WORK TASK: Lines below that include "letter" are the answer; copy each one.

RAW DATA START

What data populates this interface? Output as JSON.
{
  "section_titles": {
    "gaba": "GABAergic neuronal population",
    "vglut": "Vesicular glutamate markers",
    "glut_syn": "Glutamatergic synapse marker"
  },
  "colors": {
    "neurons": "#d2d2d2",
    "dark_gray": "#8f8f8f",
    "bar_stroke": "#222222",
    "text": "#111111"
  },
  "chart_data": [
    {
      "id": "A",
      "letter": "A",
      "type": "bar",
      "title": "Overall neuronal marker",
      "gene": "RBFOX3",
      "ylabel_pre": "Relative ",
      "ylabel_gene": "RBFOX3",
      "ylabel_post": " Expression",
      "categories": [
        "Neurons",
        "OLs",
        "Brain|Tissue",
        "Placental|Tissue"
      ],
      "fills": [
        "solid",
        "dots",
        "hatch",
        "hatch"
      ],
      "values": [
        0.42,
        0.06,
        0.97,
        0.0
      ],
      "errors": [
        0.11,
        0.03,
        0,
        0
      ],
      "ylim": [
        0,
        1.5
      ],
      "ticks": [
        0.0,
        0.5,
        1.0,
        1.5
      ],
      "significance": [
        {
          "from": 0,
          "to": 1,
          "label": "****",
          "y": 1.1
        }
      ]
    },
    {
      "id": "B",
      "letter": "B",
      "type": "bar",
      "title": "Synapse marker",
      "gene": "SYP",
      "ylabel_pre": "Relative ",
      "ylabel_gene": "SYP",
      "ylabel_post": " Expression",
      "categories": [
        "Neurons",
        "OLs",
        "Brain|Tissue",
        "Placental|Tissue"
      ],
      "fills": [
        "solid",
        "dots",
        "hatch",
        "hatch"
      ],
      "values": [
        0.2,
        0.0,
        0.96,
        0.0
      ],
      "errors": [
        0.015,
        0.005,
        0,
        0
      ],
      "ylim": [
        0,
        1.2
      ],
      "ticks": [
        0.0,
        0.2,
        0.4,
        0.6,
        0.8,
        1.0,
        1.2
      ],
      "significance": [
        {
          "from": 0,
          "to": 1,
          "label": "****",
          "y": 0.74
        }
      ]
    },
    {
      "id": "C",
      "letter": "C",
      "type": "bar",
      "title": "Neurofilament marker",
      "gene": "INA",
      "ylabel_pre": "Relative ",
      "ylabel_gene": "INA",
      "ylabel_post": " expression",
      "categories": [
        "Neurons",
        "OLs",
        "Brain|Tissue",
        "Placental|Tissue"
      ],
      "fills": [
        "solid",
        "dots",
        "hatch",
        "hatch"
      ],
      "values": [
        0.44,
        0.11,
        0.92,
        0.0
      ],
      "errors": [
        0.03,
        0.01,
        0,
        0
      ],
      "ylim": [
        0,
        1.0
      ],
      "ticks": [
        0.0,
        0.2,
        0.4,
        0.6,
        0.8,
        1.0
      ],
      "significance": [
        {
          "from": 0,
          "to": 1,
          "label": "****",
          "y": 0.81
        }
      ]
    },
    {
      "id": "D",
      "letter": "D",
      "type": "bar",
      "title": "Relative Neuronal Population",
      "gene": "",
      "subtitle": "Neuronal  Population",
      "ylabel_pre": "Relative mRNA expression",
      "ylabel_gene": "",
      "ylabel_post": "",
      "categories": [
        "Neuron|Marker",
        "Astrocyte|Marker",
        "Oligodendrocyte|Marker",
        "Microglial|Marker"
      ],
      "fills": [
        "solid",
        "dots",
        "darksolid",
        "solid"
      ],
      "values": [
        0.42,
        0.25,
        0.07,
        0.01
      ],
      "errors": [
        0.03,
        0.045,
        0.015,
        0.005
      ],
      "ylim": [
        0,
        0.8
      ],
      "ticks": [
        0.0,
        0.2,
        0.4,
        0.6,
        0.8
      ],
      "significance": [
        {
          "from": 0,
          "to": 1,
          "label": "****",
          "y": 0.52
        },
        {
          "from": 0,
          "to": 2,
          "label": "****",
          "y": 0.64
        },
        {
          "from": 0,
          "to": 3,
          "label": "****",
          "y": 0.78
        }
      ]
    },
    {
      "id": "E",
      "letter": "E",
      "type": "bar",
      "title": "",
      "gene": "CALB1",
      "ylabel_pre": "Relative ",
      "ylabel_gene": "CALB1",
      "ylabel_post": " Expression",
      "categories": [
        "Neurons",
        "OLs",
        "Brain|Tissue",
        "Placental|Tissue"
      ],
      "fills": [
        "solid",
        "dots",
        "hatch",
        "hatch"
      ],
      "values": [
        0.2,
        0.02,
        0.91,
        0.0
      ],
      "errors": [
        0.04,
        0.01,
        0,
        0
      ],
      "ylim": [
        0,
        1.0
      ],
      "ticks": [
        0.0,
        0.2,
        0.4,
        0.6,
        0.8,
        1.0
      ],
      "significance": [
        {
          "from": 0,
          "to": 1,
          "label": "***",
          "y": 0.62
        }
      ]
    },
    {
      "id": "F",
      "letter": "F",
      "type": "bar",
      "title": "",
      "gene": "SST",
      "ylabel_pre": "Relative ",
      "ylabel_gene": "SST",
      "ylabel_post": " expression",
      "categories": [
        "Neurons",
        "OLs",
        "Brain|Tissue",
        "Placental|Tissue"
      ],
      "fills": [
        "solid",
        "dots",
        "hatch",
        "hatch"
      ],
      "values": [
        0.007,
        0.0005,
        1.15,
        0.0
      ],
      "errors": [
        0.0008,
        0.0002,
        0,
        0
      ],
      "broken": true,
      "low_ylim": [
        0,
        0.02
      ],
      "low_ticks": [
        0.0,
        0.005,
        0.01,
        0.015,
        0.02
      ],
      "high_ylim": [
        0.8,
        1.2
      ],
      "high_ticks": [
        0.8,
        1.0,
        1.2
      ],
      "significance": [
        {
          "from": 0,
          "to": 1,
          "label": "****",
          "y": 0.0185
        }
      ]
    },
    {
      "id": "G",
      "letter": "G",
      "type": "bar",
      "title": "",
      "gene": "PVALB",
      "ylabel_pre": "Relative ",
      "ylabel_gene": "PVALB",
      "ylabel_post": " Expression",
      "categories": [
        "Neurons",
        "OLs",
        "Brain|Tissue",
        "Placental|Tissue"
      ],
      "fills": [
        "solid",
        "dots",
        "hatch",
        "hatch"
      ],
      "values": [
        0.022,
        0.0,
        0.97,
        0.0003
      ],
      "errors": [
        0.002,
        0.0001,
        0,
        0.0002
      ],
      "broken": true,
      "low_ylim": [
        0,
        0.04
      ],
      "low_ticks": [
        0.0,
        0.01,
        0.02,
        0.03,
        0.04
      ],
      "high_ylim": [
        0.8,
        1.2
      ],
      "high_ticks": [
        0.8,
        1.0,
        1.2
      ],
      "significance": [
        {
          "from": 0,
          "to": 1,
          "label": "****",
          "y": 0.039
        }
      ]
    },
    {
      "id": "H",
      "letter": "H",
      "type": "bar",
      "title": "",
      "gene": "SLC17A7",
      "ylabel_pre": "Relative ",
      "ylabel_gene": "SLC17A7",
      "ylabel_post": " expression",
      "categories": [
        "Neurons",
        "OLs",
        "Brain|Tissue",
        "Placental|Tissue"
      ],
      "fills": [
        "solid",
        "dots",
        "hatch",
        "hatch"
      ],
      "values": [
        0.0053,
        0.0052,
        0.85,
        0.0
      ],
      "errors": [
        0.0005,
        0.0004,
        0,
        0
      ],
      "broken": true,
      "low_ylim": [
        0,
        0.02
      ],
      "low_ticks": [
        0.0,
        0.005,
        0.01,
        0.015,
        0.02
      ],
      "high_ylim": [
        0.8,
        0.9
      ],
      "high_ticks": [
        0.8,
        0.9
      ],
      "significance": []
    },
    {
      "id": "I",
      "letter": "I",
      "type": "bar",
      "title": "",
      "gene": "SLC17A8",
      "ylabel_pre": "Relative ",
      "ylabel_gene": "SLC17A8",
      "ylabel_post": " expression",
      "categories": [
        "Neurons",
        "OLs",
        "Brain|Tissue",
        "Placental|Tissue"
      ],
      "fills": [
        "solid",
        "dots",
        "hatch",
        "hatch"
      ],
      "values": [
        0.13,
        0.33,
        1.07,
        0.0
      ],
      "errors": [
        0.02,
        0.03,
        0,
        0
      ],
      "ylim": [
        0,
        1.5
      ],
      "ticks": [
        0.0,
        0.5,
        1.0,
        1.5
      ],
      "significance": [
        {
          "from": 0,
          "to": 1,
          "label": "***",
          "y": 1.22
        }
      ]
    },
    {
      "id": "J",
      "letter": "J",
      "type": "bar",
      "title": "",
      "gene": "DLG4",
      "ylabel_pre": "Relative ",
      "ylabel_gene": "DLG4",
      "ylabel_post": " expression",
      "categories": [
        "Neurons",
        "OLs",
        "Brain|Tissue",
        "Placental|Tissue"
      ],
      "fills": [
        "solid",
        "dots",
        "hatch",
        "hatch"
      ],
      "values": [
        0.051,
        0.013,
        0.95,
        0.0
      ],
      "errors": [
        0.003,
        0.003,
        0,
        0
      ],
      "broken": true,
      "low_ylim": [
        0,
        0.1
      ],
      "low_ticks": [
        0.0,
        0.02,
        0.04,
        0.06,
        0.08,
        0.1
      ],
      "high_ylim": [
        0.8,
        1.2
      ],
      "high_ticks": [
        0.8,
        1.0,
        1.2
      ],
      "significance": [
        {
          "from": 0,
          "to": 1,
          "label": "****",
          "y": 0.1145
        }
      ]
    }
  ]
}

RAW DATA END

WRITTEN ANSWER:
      "letter": "A",
      "letter": "B",
      "letter": "C",
      "letter": "D",
      "letter": "E",
      "letter": "F",
      "letter": "G",
      "letter": "H",
      "letter": "I",
      "letter": "J",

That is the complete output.